**** GIVEN ENTRIES ****

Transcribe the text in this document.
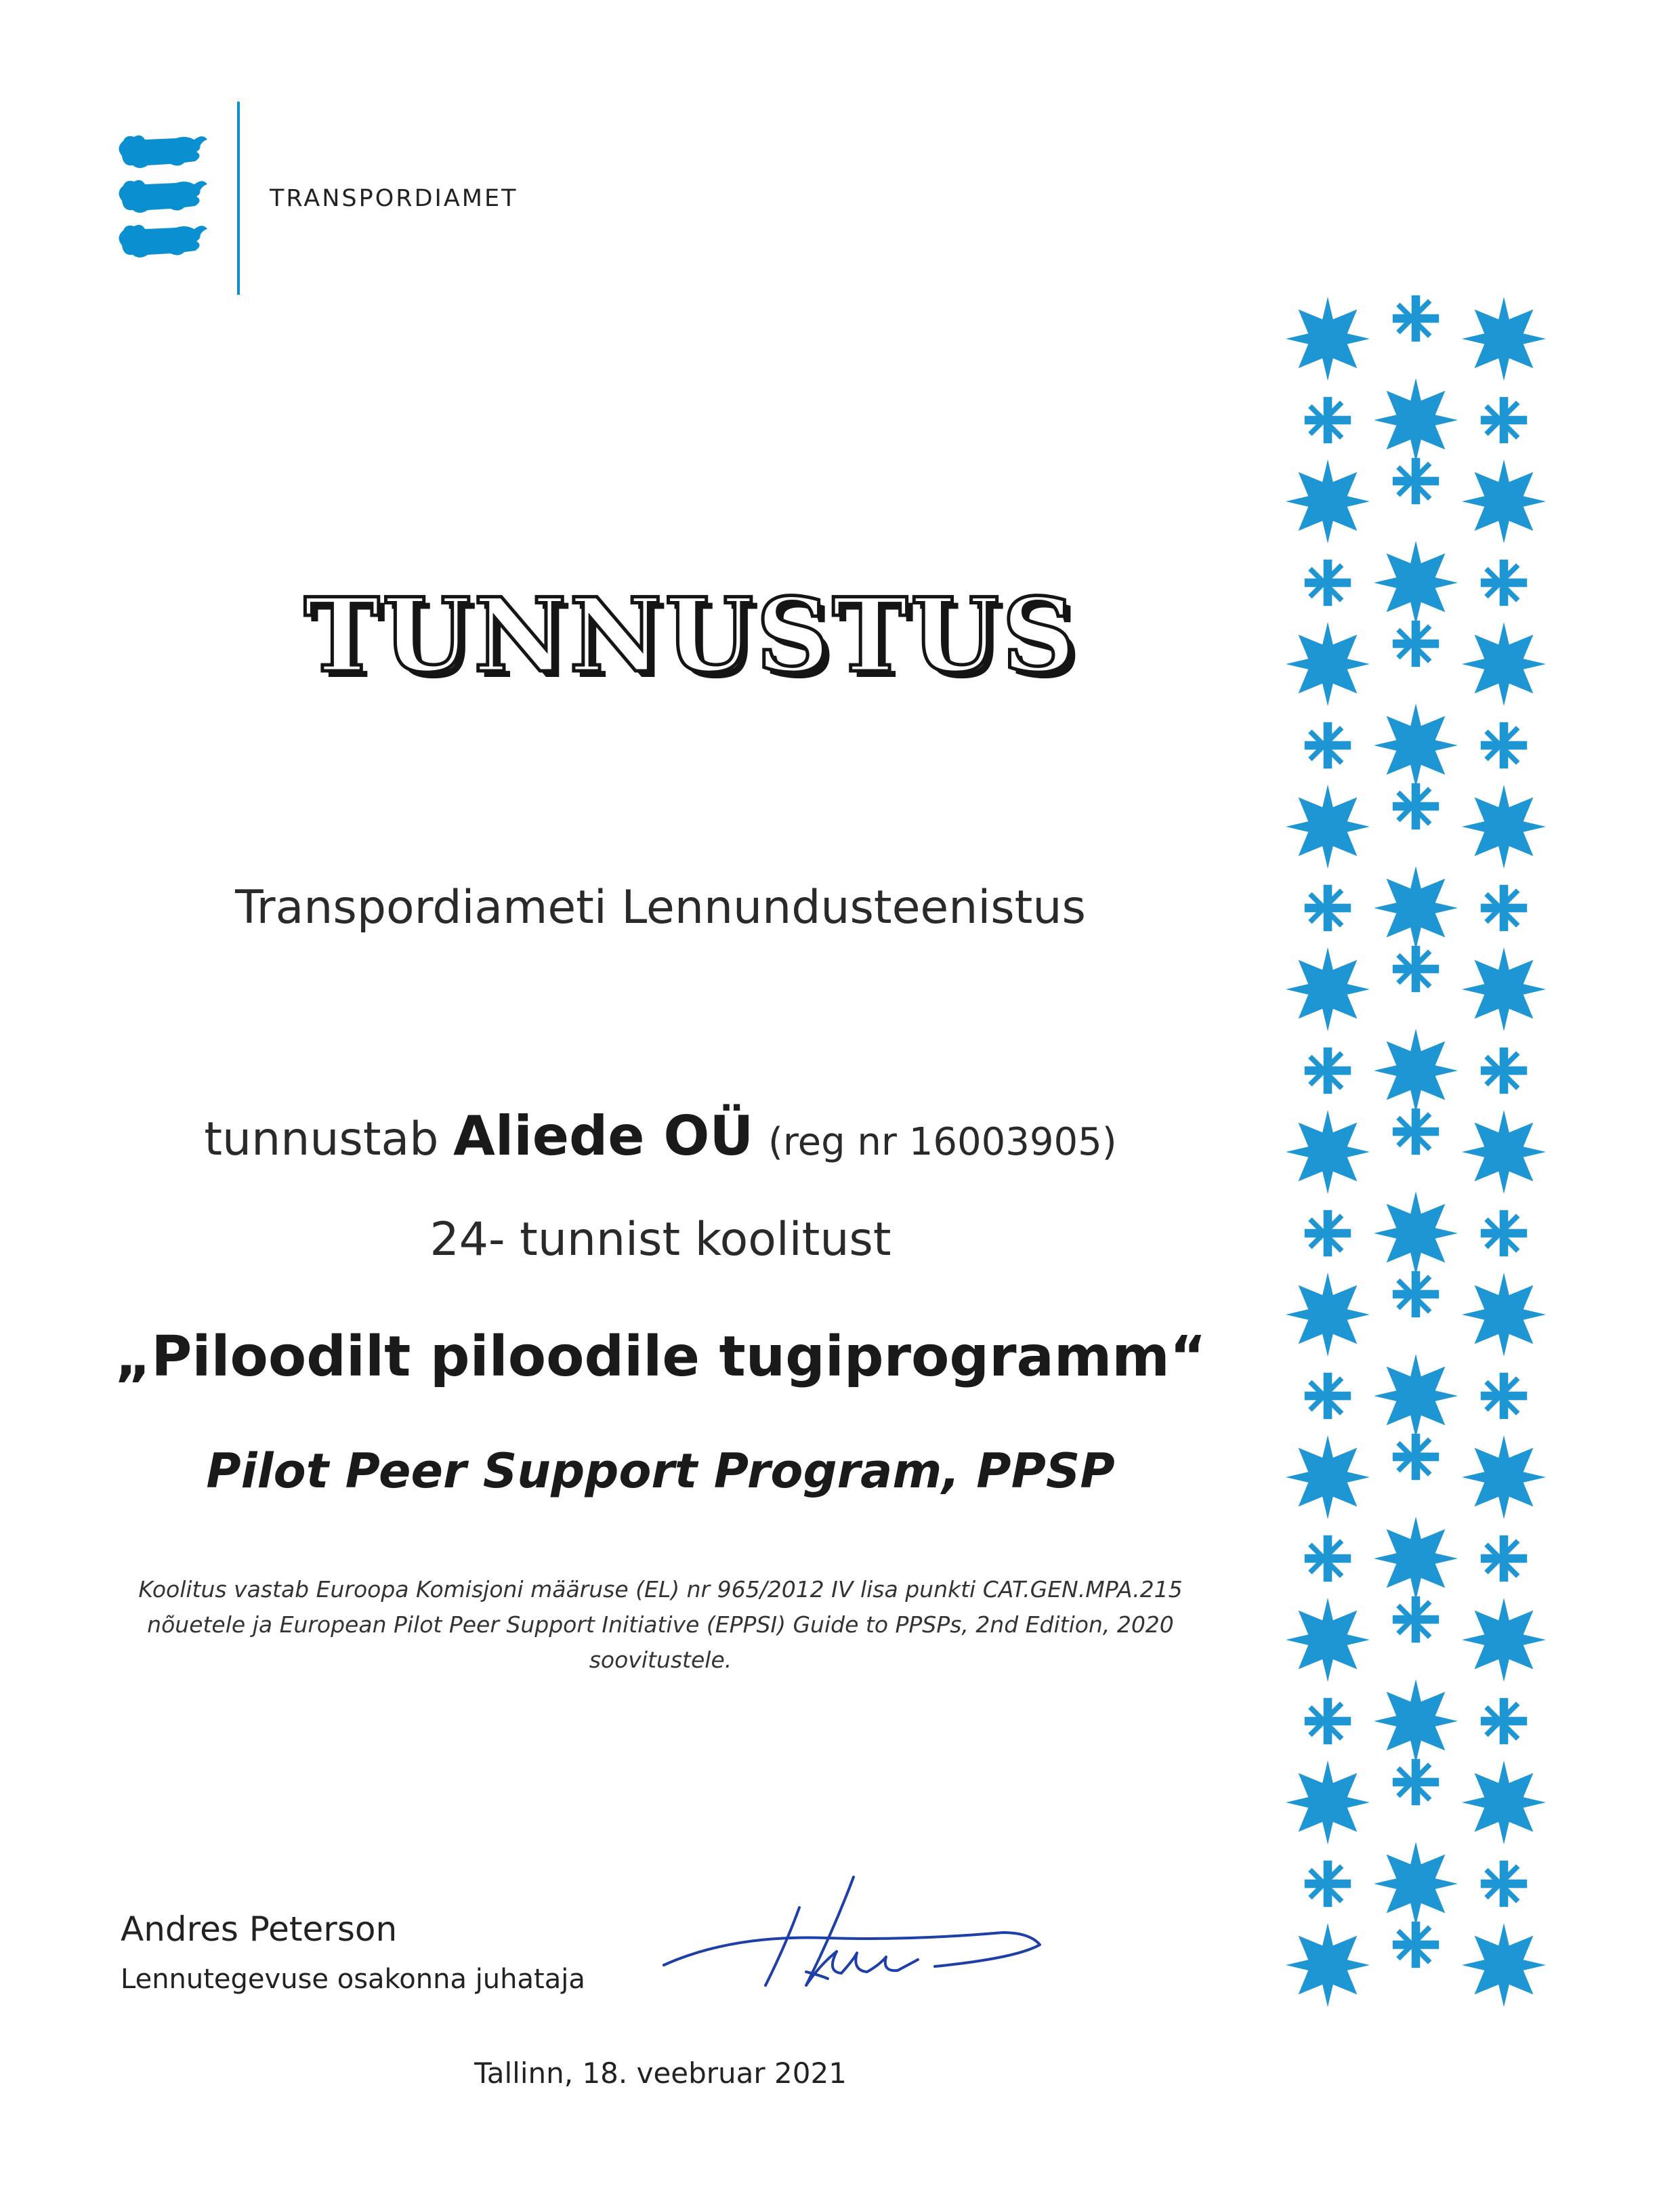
TRANSPORDIAMET
TUNNUSTUS
Transpordiameti Lennundusteenistus
tunnustab Aliede OÜ (reg nr 16003905)
24- tunnist koolitust
„Piloodilt piloodile tugiprogramm“
Pilot Peer Support Program, PPSP
Koolitus vastab Euroopa Komisjoni määruse (EL) nr 965/2012 IV lisa punkti CAT.GEN.MPA.215
nõuetele ja European Pilot Peer Support Initiative (EPPSI) Guide to PPSPs, 2nd Edition, 2020
soovitustele.
Andres Peterson
Lennutegevuse osakonna juhataja
Tallinn, 18. veebruar 2021
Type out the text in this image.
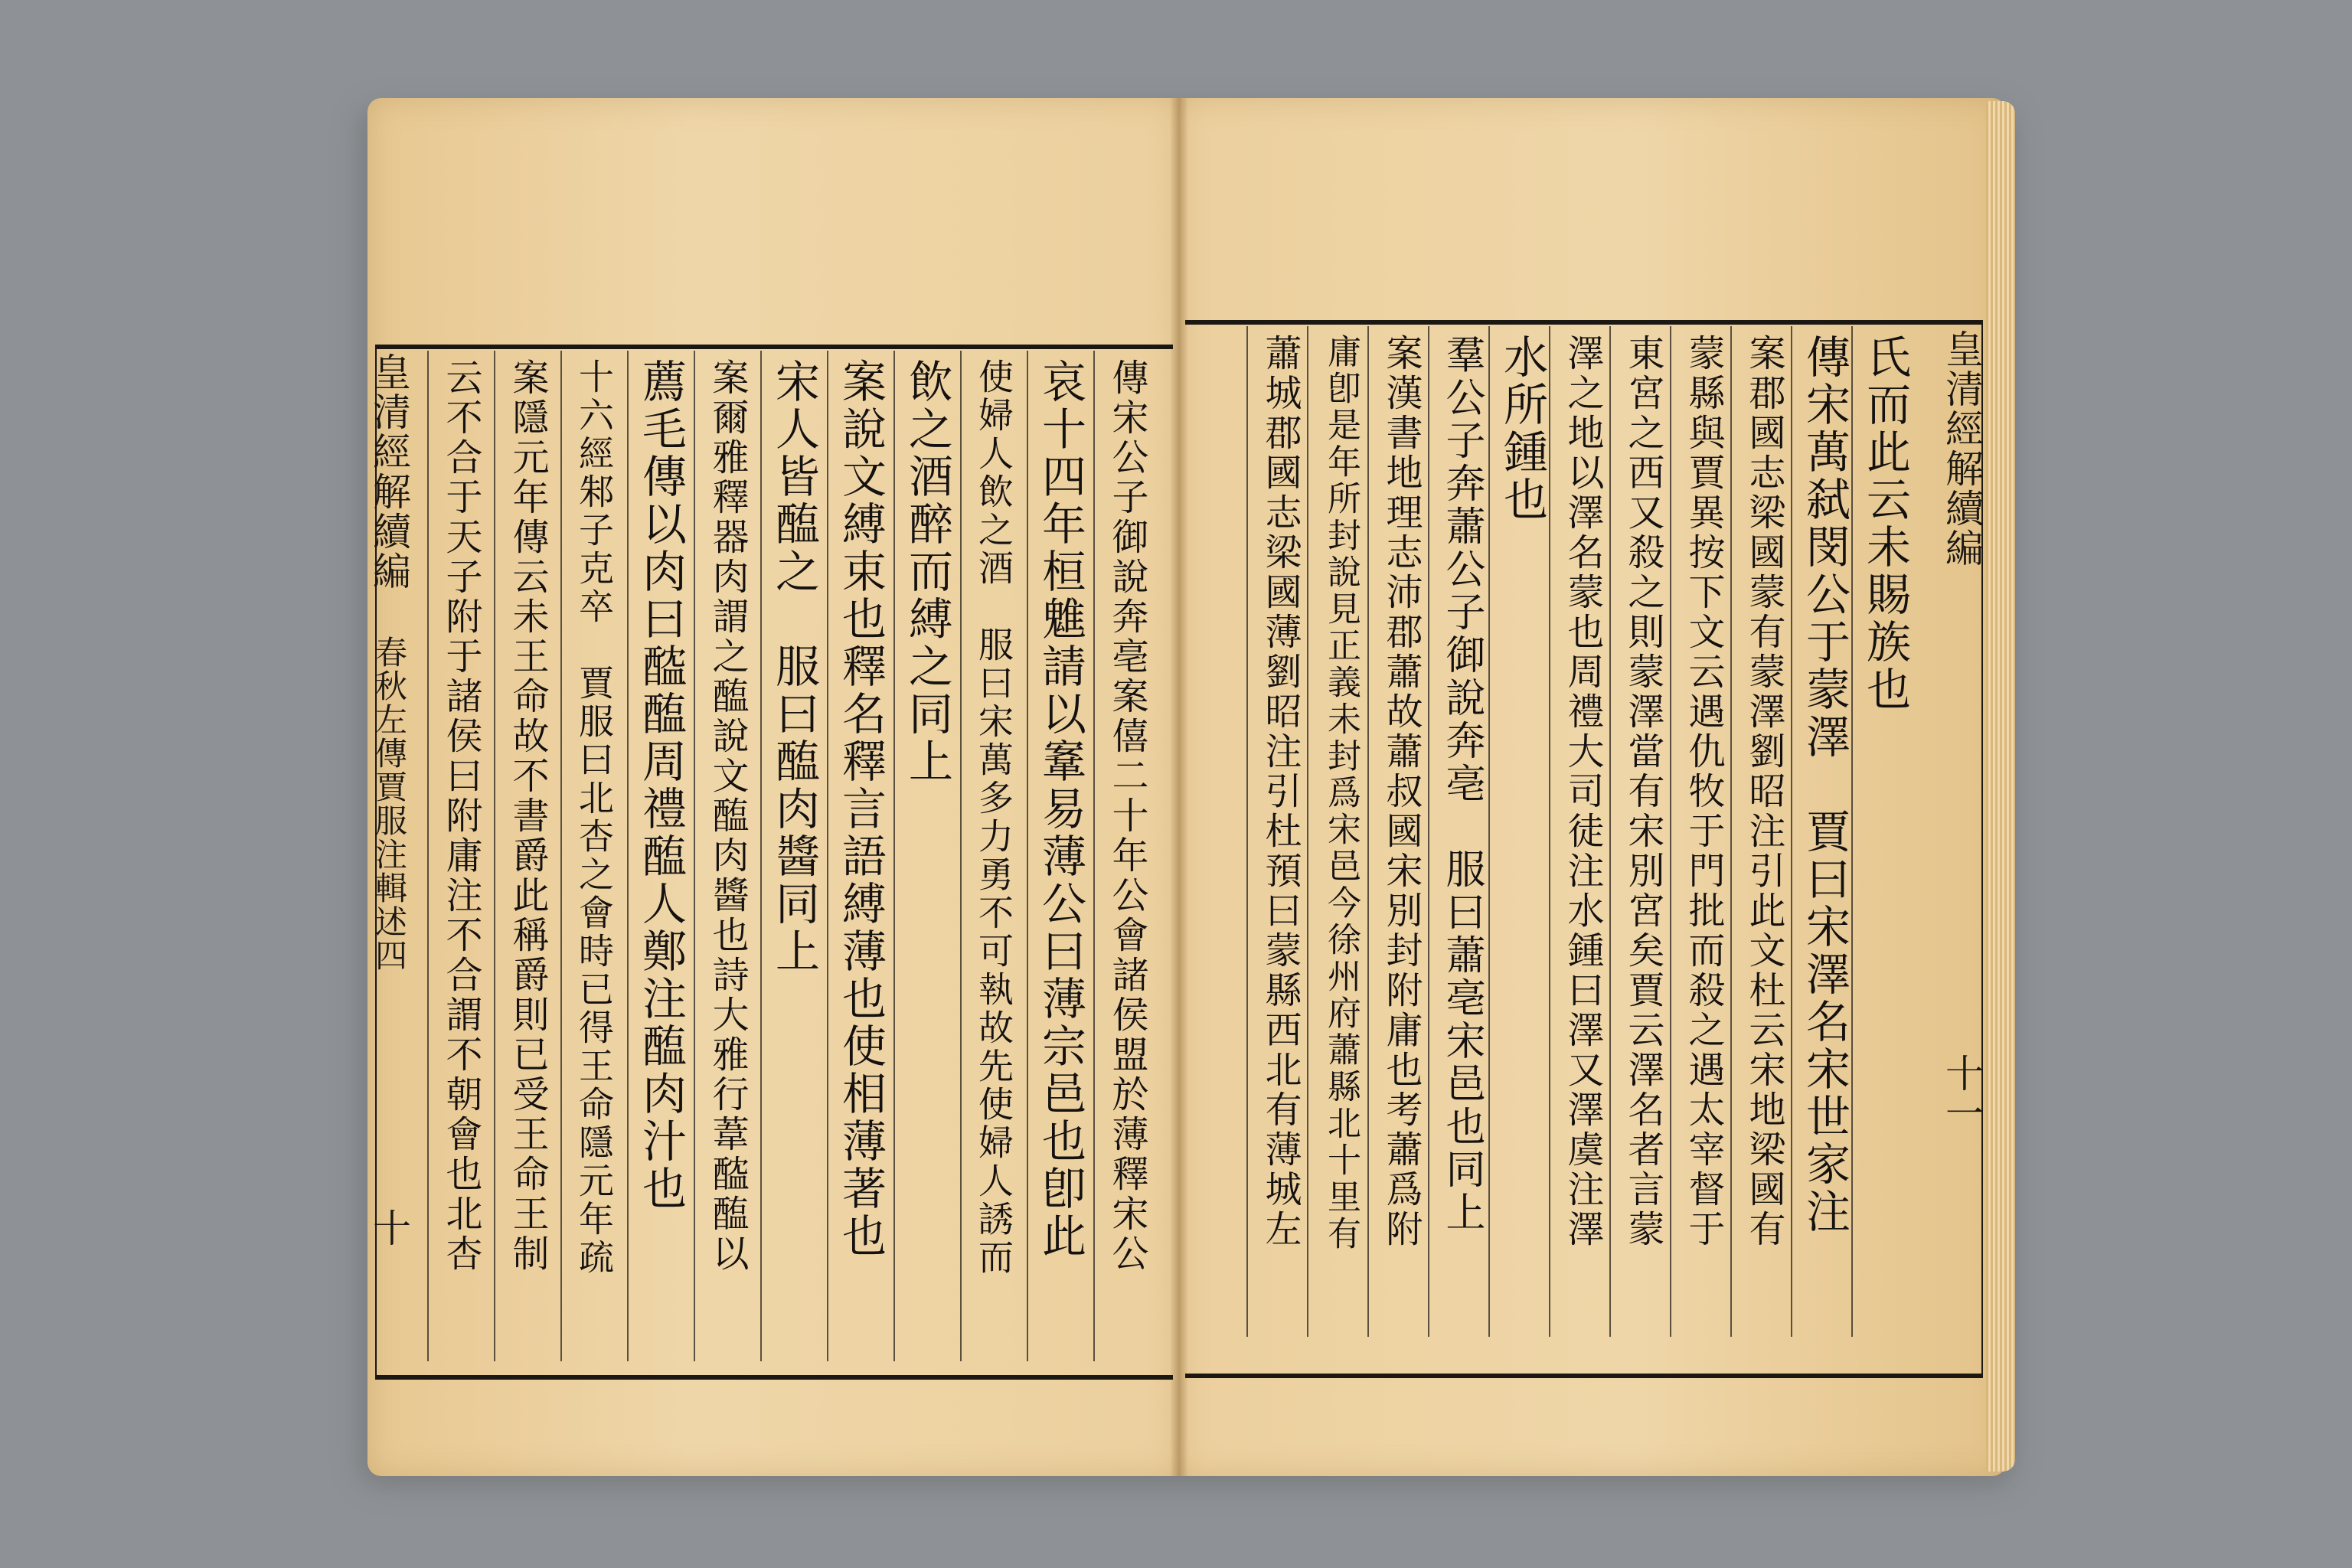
皇清經解續編 春秋左傳賈服注輯述四
十
皇清經解續編
十一
傳宋公子御說奔亳案僖二十年公會諸侯盟於薄釋宋公
哀十四年桓魋請以鞌易薄公曰薄宗邑也卽此
使婦人飲之酒　服曰宋萬多力勇不可執故先使婦人誘而
飲之酒醉而縛之同上
案說文縛束也釋名釋言語縛薄也使相薄著也
宋人皆醢之　服曰醢肉醬同上
案爾雅釋器肉謂之醢說文醢肉醬也詩大雅行葦醓醢以
薦毛傳以肉曰醓醢周禮醢人鄭注醢肉汁也
十六經邾子克卒　賈服曰北杏之會時已得王命隱元年疏
案隱元年傳云未王命故不書爵此稱爵則已受王命王制
云不合于天子附于諸侯曰附庸注不合謂不朝會也北杏	氏而此云未賜族也
傳宋萬弑閔公于蒙澤　賈曰宋澤名宋世家注
案郡國志梁國蒙有蒙澤劉昭注引此文杜云宋地梁國有
蒙縣與賈異按下文云遇仇牧于門批而殺之遇太宰督于
東宮之西又殺之則蒙澤當有宋別宮矣賈云澤名者言蒙
澤之地以澤名蒙也周禮大司徒注水鍾曰澤又澤虞注澤
水所鍾也
羣公子奔蕭公子御說奔亳　服曰蕭亳宋邑也同上
案漢書地理志沛郡蕭故蕭叔國宋別封附庸也考蕭爲附
庸卽是年所封說見正義未封爲宋邑今徐州府蕭縣北十里有
蕭城郡國志梁國薄劉昭注引杜預曰蒙縣西北有薄城左
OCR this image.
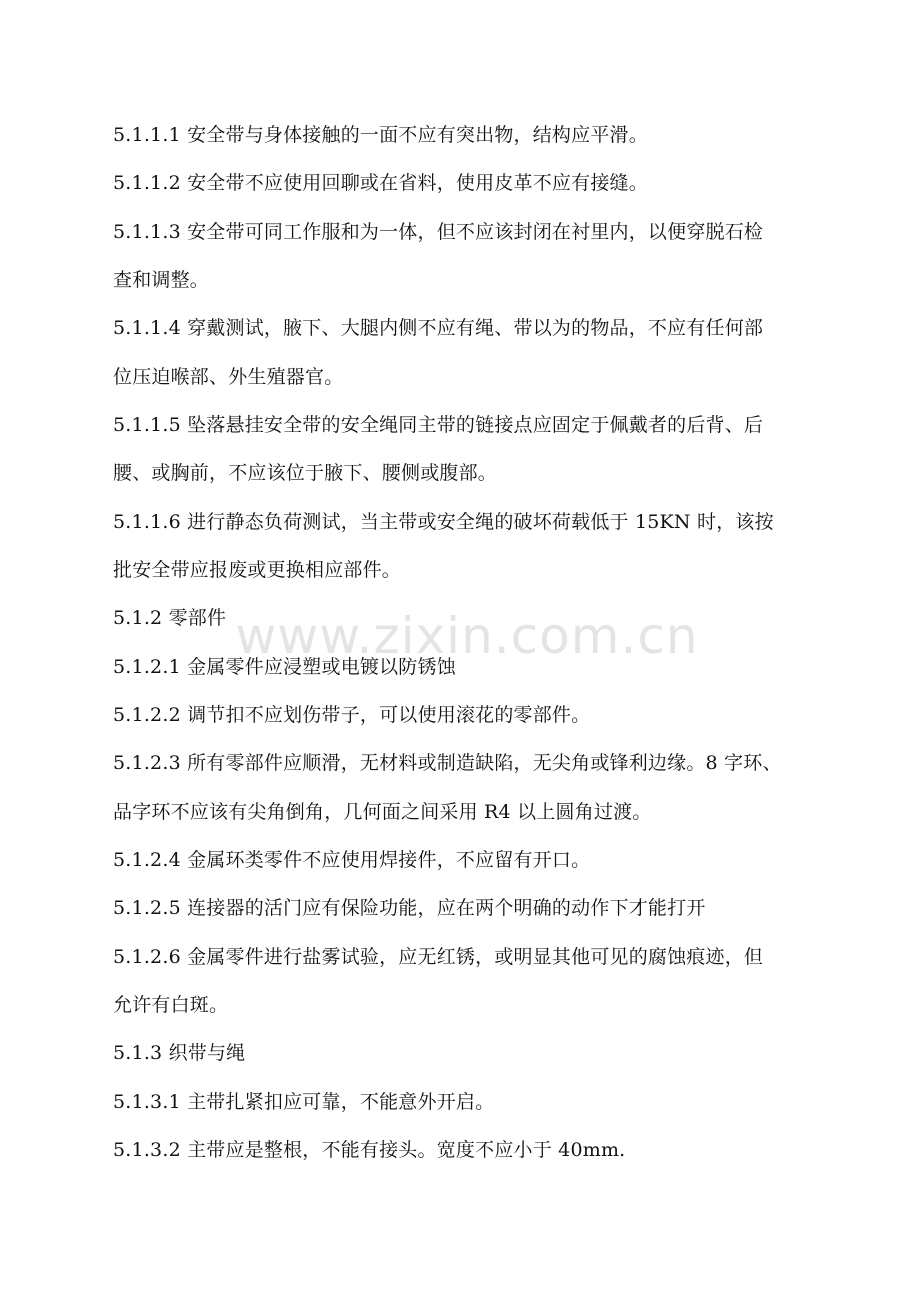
5.1.1.1 安全带与身体接触的一面不应有突出物，结构应平滑。
5.1.1.2 安全带不应使用回聊或在省料，使用皮革不应有接缝。
5.1.1.3 安全带可同工作服和为一体，但不应该封闭在衬里内，以便穿脱石检
查和调整。
5.1.1.4 穿戴测试，腋下、大腿内侧不应有绳、带以为的物品，不应有任何部
位压迫喉部、外生殖器官。
5.1.1.5 坠落悬挂安全带的安全绳同主带的链接点应固定于佩戴者的后背、后
腰、或胸前，不应该位于腋下、腰侧或腹部。
5.1.1.6 进行静态负荷测试，当主带或安全绳的破坏荷载低于 15KN 时，该按
批安全带应报废或更换相应部件。
5.1.2 零部件
5.1.2.1 金属零件应浸塑或电镀以防锈蚀
5.1.2.2 调节扣不应划伤带子，可以使用滚花的零部件。
5.1.2.3 所有零部件应顺滑，无材料或制造缺陷，无尖角或锋利边缘。8 字环、
品字环不应该有尖角倒角，几何面之间采用 R4 以上圆角过渡。
5.1.2.4 金属环类零件不应使用焊接件，不应留有开口。
5.1.2.5 连接器的活门应有保险功能，应在两个明确的动作下才能打开
5.1.2.6 金属零件进行盐雾试验，应无红锈，或明显其他可见的腐蚀痕迹，但
允许有白斑。
5.1.3 织带与绳
5.1.3.1 主带扎紧扣应可靠，不能意外开启。
5.1.3.2 主带应是整根，不能有接头。宽度不应小于 40mm.
www.zixin.com.cn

****

Return each line in the records that holds the string "Support".

Pilot Peer Support Program, PPSP
nõuetele ja European Pilot Peer Support Initiative (EPPSI) Guide to PPSPs, 2nd Edition, 2020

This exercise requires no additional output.